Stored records
___

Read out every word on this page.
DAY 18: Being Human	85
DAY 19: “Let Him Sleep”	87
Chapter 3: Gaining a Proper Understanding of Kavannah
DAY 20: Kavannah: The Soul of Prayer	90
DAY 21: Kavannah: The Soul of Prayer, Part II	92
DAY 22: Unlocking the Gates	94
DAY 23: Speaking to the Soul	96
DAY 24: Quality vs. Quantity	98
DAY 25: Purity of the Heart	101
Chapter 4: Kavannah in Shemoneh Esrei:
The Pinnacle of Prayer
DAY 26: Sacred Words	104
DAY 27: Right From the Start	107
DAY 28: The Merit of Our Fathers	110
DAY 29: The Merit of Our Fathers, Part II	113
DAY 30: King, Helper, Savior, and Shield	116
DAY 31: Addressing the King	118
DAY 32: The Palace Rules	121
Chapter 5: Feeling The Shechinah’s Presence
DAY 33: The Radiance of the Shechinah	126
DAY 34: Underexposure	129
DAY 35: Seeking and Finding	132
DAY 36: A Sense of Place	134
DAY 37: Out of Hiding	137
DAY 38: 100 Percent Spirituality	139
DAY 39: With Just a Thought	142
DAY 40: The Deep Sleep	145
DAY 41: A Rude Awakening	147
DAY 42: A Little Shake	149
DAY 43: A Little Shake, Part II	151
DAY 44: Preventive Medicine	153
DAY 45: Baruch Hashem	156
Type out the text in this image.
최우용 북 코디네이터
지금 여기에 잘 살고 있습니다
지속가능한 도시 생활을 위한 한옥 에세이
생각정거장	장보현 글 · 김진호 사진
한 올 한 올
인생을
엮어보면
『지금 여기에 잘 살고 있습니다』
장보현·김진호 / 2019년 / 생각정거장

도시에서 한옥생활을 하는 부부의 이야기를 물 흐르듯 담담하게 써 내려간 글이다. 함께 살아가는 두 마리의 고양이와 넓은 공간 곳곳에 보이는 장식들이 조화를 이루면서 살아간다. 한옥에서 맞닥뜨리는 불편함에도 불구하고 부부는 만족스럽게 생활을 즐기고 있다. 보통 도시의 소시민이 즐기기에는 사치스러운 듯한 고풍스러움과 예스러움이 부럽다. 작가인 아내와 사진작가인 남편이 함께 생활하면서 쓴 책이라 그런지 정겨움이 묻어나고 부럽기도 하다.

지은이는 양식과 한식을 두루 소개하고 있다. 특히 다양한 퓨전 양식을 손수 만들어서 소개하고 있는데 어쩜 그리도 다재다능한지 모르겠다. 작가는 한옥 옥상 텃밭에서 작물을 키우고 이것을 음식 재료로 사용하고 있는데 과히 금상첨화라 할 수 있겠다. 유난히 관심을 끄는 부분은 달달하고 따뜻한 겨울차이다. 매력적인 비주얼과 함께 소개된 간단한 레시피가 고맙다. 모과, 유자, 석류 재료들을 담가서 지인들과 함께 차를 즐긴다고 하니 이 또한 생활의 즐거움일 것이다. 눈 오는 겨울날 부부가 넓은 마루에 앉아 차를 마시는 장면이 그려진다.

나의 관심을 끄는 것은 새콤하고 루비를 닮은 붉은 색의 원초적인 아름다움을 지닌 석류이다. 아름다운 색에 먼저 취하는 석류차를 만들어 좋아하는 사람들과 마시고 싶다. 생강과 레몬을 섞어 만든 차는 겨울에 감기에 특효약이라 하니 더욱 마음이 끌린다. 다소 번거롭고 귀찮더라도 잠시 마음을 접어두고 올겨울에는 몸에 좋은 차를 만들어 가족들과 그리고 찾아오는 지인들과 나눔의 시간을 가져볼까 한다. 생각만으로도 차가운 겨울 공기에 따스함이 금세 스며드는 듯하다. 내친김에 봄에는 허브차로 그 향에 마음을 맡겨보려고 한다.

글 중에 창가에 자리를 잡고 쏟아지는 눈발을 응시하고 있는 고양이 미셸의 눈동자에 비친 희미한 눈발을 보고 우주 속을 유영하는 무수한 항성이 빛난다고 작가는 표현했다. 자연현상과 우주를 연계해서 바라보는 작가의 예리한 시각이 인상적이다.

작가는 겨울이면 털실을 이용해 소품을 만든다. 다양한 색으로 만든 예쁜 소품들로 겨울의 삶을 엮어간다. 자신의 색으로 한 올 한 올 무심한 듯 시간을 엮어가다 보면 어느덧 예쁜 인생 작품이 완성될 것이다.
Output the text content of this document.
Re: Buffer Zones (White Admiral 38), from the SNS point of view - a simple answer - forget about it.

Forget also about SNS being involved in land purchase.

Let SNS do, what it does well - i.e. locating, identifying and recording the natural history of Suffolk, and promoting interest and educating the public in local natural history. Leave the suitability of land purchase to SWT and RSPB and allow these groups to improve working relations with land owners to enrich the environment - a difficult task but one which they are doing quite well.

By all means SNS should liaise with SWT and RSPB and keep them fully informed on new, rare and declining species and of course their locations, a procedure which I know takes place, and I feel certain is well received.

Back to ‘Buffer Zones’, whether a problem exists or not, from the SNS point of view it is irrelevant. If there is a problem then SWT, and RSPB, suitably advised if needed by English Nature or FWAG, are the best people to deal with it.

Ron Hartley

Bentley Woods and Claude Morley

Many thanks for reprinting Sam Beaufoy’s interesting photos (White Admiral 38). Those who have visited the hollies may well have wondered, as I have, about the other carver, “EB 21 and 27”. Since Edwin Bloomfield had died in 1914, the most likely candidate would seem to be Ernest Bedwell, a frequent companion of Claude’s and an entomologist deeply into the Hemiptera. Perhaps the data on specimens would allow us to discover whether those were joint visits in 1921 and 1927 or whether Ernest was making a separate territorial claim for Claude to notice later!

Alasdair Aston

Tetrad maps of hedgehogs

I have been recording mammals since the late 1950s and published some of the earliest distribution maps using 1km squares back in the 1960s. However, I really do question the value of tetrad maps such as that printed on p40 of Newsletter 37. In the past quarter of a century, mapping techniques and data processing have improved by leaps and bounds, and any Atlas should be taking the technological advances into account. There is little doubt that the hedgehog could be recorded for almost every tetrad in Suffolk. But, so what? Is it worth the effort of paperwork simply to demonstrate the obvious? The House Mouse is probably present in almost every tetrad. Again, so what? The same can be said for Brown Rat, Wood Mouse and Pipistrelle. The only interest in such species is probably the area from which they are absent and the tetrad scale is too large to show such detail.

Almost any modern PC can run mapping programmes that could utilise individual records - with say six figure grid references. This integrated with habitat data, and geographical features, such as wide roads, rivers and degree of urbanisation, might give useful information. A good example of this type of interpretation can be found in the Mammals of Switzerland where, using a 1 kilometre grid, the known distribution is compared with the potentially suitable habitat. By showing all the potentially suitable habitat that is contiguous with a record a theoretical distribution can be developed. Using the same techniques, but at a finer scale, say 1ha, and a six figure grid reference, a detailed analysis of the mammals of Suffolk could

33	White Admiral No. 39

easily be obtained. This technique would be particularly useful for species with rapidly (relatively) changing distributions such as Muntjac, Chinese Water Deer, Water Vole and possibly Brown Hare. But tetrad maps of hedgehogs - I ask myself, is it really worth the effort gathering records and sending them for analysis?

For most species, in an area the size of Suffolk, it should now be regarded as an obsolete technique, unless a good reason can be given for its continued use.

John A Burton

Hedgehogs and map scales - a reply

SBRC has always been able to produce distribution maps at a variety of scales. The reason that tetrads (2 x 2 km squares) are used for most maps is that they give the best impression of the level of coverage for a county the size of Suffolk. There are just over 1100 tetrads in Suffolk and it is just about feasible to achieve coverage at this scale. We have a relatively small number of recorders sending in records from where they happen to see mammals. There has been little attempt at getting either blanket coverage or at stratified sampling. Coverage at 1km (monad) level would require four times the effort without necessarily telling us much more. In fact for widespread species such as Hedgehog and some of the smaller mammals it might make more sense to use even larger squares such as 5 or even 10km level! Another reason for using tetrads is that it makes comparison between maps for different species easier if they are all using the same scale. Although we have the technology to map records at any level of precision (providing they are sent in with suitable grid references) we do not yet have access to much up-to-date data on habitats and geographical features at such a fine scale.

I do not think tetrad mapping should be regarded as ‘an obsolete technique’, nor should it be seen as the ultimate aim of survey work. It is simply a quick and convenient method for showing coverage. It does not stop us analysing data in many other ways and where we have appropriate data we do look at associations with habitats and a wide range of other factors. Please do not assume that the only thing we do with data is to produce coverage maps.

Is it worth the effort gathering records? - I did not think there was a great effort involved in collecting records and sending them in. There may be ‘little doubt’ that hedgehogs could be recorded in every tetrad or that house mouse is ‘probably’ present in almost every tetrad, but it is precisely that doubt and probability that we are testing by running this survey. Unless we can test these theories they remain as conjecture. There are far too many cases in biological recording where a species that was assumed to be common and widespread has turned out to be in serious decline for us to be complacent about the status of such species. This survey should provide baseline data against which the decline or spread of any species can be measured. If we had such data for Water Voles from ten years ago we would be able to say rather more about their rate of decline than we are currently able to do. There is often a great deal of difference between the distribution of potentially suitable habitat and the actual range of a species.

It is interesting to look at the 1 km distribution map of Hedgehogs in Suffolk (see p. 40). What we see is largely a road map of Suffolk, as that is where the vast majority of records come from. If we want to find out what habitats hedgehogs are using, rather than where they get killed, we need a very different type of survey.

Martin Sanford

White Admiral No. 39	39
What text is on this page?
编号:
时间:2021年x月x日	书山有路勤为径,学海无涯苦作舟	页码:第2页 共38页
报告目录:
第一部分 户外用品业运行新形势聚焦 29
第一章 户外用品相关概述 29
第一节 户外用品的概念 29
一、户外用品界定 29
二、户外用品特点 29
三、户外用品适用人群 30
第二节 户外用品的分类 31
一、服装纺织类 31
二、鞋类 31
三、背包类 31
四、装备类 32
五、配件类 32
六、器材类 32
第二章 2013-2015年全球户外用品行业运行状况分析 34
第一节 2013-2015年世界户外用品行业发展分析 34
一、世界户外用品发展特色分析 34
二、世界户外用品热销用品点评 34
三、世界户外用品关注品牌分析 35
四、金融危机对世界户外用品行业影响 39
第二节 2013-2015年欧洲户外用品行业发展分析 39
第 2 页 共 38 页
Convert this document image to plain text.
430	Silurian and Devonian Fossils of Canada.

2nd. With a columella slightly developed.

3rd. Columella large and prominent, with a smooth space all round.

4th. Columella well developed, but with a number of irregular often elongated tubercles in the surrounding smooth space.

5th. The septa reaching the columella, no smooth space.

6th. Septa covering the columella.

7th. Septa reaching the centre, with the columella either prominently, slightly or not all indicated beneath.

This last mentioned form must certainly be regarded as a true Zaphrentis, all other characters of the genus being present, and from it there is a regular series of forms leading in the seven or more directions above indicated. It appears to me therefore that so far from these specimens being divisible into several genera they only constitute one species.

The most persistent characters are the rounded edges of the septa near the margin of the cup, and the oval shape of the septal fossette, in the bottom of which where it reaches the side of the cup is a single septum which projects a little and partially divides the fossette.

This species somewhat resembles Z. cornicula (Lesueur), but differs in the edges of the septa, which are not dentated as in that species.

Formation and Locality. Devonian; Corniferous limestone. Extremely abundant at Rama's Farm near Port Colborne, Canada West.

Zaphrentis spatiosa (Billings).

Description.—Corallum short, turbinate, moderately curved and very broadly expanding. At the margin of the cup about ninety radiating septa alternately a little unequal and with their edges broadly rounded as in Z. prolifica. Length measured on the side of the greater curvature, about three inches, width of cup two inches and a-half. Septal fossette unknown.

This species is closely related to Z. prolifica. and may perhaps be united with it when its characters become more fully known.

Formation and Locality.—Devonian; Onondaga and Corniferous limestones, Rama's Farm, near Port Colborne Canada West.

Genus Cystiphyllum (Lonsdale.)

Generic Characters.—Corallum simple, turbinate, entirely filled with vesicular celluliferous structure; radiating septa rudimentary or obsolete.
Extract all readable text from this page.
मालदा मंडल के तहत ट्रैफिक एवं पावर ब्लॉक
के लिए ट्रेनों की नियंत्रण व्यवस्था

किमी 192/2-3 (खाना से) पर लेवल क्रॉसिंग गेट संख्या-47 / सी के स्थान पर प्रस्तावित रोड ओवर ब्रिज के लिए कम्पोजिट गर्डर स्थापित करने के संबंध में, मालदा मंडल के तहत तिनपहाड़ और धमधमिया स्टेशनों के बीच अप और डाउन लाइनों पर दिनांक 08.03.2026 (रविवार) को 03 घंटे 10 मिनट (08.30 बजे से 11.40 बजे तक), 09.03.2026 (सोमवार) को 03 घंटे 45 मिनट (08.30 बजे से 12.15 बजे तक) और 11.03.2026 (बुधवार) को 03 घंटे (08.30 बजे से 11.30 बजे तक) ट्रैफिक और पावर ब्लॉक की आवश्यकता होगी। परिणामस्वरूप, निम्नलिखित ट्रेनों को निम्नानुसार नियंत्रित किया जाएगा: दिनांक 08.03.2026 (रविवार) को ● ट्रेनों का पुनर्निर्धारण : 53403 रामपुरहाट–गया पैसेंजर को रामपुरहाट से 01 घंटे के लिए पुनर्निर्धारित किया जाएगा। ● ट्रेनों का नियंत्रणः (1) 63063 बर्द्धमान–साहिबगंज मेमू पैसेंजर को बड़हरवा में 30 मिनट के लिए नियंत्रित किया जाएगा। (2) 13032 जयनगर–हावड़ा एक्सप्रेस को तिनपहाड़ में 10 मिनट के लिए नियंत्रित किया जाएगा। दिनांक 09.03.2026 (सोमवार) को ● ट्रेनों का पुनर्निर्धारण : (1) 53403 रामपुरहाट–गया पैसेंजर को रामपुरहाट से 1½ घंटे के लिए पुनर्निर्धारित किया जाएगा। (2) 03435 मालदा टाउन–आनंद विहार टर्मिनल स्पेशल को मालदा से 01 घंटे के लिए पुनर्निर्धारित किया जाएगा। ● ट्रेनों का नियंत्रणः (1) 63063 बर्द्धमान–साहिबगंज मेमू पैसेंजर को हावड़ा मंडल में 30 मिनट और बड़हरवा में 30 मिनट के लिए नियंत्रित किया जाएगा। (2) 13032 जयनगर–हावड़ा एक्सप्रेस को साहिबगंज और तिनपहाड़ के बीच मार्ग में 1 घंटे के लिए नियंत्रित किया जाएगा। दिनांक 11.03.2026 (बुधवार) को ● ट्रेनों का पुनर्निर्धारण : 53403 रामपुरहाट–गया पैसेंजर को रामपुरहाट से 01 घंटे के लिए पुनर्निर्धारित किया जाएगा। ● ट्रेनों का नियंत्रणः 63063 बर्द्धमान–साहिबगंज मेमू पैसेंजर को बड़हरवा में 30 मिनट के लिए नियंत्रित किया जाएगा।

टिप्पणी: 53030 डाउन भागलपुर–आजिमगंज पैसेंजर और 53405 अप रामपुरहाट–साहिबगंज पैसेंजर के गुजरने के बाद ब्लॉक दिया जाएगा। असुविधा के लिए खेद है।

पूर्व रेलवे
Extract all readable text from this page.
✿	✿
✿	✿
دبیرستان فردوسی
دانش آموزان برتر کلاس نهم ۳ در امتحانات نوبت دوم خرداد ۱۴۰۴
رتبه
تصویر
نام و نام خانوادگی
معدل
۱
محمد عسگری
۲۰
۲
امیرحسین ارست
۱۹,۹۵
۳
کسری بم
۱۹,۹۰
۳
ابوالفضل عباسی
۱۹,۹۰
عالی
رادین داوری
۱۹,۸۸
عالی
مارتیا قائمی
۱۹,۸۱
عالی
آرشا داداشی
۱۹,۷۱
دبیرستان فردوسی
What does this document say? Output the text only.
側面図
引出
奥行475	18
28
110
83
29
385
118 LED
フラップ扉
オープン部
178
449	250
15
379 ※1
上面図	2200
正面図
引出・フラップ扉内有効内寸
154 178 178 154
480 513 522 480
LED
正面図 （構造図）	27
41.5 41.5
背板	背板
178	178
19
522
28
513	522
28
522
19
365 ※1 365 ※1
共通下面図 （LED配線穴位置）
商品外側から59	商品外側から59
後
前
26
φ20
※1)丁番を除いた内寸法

___

— Instruction —
Pick every line with "Soul" in it and copy it.

— Written reply —
DAY 20: Kavannah: The Soul of Prayer	90
DAY 21: Kavannah: The Soul of Prayer, Part II	92
DAY 23: Speaking to the Soul	96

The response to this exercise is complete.